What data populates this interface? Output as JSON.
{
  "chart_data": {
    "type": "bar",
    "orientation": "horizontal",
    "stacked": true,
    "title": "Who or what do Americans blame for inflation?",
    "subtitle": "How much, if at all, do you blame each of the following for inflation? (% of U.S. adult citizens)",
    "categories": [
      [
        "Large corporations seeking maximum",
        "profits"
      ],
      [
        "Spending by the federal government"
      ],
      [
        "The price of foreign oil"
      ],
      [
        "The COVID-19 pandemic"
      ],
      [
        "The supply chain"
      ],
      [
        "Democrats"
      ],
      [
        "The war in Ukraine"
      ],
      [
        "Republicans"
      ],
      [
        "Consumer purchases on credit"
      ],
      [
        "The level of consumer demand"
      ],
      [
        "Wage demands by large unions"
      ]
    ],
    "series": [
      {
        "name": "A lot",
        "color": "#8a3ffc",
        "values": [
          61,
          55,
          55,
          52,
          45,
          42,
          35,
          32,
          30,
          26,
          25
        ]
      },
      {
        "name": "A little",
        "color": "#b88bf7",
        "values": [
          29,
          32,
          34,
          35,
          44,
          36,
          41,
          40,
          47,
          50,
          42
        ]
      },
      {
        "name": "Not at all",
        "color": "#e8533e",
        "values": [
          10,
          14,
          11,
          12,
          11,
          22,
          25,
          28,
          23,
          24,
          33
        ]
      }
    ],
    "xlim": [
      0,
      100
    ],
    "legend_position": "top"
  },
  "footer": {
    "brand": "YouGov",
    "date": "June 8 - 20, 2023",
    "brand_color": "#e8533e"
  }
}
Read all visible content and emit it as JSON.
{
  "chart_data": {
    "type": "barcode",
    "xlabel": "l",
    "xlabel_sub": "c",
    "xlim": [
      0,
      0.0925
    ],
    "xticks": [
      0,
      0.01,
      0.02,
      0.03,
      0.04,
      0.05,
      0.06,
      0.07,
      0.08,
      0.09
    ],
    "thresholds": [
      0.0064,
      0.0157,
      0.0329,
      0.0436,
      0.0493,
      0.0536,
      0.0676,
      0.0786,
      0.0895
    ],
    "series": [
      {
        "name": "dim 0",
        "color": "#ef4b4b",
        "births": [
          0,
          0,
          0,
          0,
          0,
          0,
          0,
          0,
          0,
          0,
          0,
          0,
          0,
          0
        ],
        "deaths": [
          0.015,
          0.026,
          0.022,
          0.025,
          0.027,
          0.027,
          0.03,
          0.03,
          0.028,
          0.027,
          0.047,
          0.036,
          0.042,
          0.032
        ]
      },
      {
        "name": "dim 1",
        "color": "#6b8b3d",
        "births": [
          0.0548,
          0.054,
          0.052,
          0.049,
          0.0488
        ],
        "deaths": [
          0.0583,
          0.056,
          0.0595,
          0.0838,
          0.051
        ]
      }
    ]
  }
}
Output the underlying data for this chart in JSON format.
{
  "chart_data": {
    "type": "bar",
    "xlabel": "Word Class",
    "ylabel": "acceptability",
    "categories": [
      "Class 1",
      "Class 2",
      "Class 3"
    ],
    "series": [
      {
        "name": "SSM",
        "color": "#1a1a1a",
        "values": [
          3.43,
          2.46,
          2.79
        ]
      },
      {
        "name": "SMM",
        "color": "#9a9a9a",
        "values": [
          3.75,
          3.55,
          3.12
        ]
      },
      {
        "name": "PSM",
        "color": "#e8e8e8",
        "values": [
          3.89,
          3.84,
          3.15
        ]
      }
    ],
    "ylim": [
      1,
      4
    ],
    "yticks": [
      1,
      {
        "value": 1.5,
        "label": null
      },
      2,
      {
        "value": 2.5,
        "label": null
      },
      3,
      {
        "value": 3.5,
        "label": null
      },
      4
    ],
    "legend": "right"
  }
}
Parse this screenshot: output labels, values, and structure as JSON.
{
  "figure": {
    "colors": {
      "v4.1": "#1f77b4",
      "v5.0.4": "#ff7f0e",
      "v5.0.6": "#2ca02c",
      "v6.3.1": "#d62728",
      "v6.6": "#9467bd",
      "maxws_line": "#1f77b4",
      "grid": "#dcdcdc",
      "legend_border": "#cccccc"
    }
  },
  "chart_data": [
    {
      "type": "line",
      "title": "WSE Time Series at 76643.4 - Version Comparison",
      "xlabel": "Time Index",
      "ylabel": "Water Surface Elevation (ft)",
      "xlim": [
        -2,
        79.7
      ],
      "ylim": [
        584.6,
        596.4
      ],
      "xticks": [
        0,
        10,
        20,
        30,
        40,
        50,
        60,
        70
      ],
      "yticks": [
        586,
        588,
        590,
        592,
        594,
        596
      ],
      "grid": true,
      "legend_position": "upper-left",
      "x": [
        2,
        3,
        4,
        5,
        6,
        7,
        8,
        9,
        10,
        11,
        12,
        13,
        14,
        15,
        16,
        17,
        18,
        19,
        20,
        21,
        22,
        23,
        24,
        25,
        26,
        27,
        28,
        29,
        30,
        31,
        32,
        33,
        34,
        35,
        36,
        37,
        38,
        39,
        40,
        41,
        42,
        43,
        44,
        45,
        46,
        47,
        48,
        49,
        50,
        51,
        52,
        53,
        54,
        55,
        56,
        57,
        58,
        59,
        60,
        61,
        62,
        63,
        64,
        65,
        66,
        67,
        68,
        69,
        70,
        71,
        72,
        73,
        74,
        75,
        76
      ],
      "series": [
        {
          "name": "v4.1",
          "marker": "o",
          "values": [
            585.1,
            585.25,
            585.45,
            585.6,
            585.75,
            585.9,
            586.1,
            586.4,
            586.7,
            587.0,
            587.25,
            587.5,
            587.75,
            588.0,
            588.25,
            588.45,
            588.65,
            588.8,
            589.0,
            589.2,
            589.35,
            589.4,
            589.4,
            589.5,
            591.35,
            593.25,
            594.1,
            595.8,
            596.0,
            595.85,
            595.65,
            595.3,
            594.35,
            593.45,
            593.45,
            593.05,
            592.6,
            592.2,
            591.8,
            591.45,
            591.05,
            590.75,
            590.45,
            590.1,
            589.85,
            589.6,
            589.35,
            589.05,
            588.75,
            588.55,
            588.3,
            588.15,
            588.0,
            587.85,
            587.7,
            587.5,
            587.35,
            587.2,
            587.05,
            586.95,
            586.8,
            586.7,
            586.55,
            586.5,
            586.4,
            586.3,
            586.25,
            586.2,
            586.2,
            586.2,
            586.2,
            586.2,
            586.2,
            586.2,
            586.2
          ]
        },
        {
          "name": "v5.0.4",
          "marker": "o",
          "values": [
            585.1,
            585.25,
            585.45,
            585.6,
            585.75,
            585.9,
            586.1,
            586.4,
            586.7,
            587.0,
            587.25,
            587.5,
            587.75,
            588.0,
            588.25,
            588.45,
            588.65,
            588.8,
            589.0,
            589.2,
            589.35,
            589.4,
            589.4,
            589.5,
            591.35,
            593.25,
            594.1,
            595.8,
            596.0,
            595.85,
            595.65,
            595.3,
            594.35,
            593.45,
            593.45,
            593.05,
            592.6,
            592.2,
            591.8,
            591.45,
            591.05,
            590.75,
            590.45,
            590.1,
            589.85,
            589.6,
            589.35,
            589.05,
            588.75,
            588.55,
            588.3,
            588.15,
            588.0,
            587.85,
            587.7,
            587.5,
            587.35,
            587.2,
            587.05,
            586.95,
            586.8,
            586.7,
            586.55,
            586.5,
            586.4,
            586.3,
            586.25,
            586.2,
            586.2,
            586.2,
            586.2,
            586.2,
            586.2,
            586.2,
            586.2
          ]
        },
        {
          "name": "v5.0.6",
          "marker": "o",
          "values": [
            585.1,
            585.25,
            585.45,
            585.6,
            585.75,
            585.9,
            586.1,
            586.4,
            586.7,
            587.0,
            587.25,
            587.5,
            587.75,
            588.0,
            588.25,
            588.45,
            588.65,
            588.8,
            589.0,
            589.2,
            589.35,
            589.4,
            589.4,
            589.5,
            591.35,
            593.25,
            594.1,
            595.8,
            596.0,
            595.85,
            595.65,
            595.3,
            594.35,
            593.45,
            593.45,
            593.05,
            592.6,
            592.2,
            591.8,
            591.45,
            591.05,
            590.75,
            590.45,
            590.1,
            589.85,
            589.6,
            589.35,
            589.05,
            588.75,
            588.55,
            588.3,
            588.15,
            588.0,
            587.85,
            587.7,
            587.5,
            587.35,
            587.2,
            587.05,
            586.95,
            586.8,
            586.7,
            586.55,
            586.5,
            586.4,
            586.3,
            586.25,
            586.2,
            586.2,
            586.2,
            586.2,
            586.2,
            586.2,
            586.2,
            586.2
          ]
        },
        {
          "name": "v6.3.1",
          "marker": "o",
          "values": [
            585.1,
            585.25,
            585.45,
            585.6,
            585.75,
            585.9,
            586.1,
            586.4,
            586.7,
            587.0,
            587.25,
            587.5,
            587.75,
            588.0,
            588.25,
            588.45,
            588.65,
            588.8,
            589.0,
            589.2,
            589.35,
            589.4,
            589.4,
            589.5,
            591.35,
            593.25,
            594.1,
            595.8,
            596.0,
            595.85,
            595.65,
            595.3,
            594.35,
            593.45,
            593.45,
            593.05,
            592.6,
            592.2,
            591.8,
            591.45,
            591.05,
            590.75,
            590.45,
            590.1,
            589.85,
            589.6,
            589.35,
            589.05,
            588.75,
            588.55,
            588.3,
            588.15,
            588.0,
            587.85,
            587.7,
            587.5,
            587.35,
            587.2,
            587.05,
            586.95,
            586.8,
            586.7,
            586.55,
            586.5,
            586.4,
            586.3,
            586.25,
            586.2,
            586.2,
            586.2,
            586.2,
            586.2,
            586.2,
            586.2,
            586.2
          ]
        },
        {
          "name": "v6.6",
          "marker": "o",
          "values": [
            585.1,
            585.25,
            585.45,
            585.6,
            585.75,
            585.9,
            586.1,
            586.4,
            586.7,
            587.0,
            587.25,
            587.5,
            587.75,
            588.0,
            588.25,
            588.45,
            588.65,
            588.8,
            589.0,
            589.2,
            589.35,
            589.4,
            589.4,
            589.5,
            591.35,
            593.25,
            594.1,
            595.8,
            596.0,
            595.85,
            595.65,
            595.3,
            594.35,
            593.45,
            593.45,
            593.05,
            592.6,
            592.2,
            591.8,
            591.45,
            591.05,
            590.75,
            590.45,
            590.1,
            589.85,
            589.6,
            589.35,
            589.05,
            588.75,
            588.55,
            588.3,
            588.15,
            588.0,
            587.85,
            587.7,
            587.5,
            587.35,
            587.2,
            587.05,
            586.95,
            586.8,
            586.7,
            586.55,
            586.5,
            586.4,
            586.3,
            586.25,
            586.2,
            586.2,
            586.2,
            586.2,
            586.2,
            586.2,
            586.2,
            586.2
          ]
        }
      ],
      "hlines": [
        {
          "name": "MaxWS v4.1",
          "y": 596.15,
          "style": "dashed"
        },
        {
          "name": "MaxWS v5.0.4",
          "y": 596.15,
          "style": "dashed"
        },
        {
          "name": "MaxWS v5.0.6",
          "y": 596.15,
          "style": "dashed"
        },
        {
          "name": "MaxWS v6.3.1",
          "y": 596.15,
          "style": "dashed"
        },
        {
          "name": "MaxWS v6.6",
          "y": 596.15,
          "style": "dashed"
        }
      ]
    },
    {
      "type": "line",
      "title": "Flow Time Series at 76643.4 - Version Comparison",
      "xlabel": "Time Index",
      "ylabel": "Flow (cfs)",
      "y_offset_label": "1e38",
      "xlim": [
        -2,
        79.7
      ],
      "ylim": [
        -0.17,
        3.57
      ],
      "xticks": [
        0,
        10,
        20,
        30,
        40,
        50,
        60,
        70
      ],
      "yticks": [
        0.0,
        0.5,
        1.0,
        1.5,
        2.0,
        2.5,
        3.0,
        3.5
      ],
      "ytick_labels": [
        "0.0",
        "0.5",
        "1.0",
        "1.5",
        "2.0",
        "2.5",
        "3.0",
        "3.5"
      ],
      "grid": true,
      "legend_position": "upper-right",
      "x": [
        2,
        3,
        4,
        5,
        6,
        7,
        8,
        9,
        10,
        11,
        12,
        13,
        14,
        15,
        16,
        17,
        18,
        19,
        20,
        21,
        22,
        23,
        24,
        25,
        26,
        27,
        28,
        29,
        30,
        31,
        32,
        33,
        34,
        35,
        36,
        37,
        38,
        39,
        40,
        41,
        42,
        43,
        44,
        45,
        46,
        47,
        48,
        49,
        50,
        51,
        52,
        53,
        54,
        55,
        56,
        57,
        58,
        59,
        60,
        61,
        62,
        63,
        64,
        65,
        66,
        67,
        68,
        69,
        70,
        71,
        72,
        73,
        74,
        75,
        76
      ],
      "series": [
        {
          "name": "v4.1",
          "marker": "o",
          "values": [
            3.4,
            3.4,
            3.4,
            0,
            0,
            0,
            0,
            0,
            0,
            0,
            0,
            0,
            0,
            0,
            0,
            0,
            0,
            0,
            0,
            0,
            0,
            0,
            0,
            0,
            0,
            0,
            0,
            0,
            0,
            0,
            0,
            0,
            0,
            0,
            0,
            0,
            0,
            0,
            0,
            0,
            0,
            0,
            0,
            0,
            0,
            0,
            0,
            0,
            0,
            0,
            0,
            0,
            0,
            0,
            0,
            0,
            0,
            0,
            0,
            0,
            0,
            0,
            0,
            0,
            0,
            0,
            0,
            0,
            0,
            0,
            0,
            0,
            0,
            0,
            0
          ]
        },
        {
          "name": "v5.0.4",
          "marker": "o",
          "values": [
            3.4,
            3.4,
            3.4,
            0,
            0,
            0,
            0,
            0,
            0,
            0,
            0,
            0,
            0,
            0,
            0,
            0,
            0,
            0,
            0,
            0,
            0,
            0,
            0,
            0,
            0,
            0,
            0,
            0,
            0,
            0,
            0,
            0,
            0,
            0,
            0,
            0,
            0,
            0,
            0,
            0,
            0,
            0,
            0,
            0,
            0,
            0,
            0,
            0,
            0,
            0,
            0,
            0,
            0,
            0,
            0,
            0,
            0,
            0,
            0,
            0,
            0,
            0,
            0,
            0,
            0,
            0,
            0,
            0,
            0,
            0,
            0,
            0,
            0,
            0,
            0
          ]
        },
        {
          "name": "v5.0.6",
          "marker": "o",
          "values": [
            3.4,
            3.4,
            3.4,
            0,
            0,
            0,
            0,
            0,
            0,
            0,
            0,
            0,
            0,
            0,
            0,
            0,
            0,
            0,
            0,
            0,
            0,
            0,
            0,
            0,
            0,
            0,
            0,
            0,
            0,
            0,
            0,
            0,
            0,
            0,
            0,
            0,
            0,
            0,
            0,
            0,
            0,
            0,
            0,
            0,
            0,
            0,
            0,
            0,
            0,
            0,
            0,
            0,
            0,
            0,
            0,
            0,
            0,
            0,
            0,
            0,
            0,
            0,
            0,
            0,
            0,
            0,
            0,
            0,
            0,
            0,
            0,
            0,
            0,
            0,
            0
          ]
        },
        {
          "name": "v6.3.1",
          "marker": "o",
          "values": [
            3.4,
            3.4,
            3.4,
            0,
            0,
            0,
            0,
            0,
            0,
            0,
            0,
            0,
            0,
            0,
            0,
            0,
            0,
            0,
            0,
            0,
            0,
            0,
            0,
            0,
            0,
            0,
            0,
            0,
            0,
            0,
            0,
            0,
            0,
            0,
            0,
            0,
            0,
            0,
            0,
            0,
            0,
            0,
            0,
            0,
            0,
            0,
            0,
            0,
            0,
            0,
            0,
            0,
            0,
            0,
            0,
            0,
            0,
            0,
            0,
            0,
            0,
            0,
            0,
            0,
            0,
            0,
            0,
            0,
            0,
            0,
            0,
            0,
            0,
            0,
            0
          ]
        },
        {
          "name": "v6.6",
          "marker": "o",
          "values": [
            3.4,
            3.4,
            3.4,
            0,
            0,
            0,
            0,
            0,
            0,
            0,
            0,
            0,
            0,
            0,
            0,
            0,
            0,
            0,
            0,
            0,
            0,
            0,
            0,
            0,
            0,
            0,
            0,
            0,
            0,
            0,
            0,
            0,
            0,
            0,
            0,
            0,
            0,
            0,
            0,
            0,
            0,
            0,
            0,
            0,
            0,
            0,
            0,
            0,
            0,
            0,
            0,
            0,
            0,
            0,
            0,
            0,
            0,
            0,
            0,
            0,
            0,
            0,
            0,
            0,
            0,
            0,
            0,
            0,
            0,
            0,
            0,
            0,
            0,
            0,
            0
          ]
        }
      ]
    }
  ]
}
..........
What this task involves: Report the number of lines of the listing above that hold the string "Comparison", with no other text.

Completed task: 2